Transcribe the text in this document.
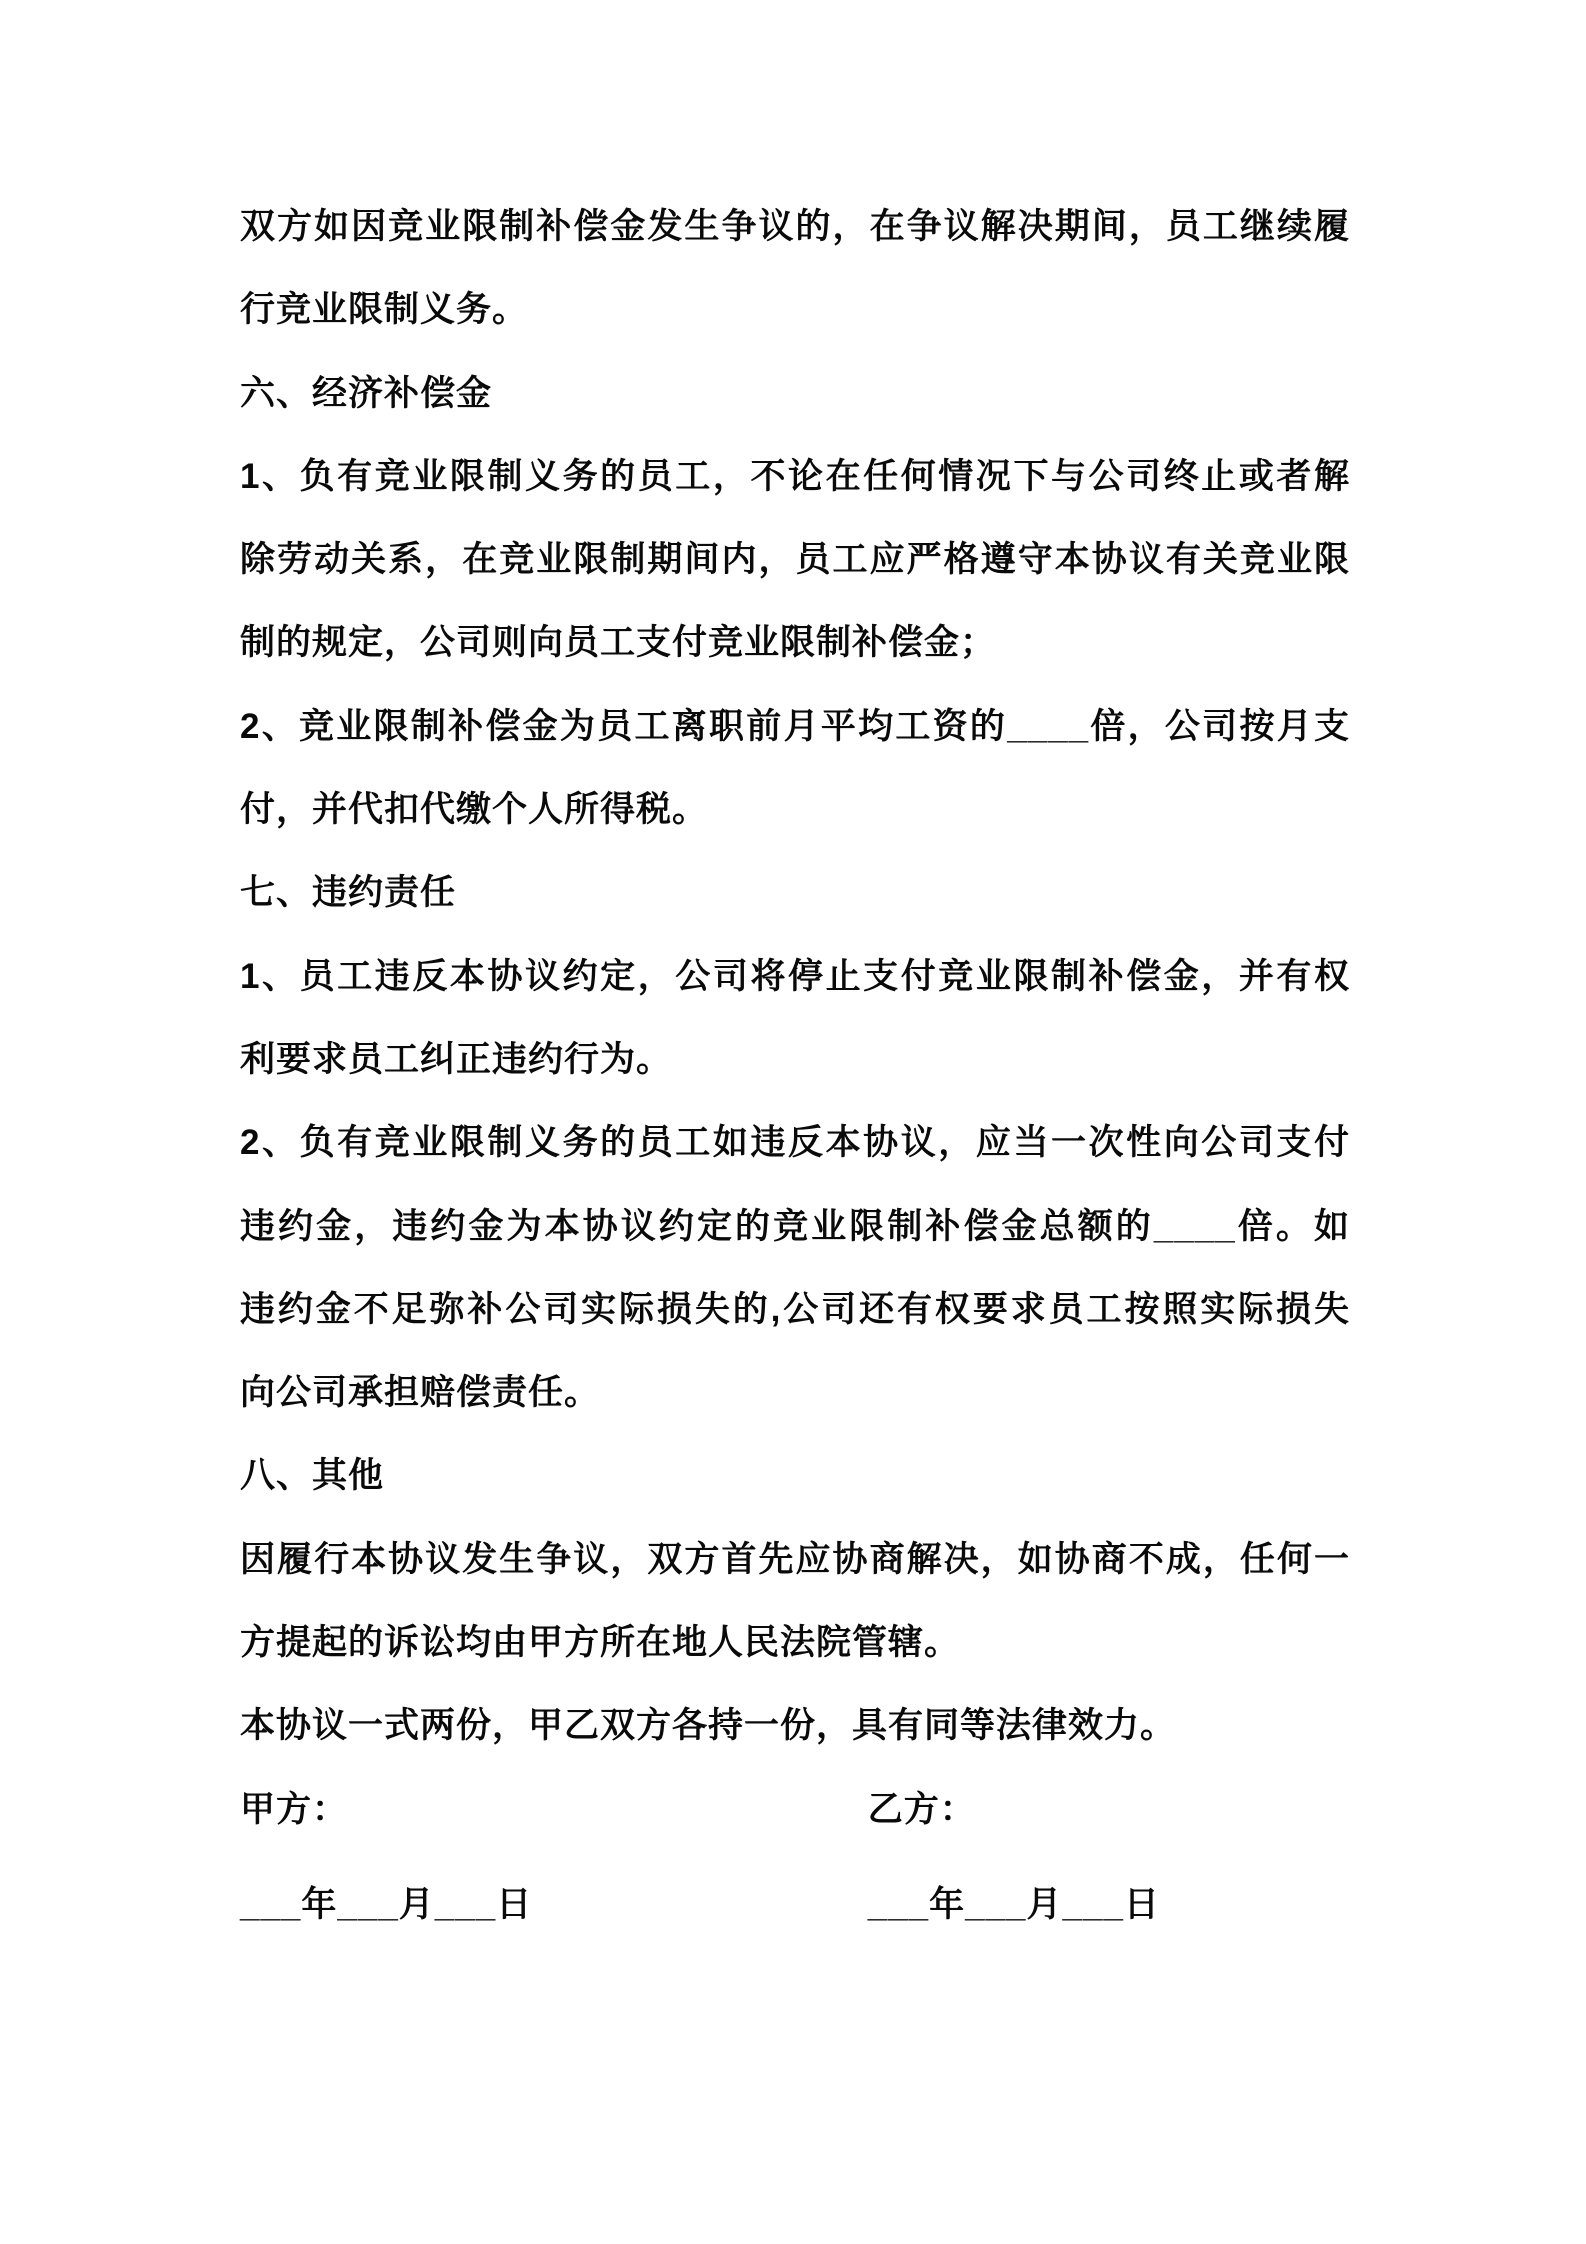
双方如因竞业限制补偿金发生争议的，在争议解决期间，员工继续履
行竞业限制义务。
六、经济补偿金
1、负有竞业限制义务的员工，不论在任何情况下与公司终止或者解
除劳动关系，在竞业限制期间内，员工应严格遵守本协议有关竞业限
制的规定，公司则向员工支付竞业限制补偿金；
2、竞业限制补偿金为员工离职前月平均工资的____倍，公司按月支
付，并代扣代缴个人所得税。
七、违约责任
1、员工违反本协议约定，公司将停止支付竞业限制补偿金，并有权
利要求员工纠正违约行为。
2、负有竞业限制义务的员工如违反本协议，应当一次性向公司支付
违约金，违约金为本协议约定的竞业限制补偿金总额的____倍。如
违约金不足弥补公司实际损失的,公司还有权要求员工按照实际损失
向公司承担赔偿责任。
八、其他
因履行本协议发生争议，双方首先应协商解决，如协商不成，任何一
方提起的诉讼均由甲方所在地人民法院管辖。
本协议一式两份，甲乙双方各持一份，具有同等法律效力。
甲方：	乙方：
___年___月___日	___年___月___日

---

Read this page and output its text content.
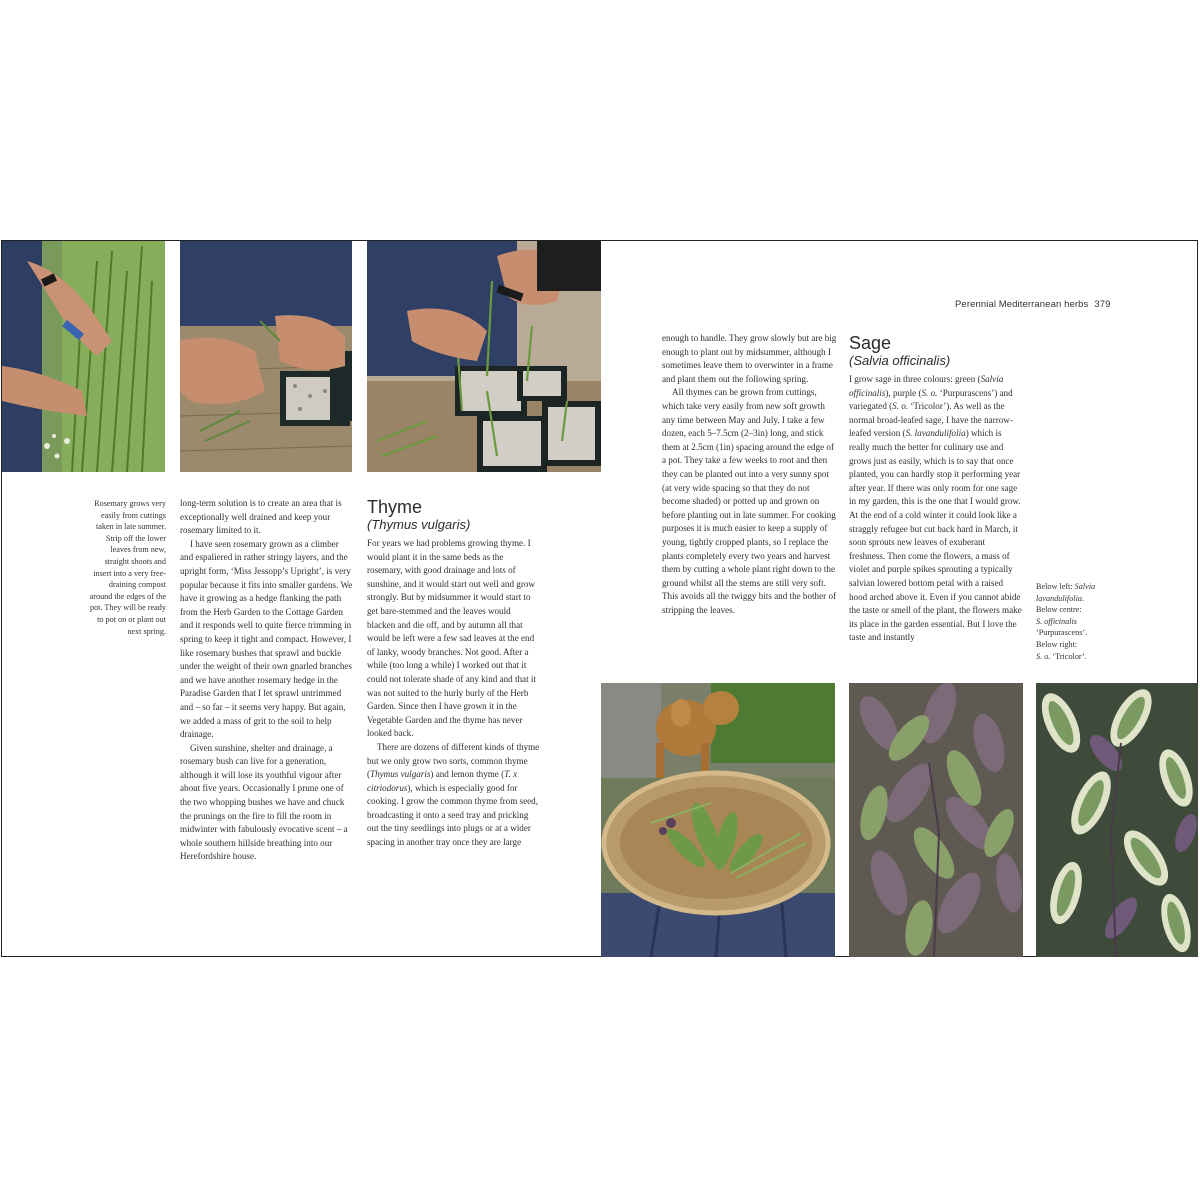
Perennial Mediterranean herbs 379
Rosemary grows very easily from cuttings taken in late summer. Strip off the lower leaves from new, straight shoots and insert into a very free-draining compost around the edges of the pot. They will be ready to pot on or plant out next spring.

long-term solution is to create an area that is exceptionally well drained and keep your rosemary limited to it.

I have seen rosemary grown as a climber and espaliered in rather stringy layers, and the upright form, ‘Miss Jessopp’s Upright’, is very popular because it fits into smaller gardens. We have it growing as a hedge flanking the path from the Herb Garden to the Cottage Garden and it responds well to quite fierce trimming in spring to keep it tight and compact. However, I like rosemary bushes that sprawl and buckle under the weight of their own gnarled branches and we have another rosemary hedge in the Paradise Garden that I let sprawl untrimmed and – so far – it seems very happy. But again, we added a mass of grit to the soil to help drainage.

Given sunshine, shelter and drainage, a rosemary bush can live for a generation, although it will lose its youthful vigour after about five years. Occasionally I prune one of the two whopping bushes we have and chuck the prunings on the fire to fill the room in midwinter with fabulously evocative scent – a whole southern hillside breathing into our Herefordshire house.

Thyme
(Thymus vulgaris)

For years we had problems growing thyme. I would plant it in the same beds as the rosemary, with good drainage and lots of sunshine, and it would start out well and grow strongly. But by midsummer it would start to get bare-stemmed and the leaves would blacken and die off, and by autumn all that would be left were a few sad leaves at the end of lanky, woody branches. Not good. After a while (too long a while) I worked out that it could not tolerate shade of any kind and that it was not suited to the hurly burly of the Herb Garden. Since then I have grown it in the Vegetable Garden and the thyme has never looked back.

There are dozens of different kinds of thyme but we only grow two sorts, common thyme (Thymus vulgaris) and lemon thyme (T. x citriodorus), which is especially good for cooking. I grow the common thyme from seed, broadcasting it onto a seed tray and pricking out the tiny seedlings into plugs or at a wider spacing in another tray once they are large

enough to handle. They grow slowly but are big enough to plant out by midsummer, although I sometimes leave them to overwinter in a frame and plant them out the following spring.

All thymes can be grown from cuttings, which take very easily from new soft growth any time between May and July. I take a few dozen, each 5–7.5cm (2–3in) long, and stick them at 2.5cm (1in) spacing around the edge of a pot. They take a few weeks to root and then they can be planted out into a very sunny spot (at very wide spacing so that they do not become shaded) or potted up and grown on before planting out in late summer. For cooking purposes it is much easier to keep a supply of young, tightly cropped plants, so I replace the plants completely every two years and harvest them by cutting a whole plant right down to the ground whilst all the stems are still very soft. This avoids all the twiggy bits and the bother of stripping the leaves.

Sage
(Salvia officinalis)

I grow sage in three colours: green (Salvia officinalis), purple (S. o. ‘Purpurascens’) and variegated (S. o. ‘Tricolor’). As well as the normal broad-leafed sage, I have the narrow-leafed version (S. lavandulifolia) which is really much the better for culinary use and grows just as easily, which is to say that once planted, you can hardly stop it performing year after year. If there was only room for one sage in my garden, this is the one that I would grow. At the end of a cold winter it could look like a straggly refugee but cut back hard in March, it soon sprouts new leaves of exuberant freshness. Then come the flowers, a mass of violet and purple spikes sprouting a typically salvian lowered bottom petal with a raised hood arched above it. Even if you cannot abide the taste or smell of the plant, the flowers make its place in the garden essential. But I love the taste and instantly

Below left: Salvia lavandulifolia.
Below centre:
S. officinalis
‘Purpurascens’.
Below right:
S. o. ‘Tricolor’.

Task objective. Go over the records above and tally the lines with the word "Below" in them. Give the number alone.

Result for this exercise. 3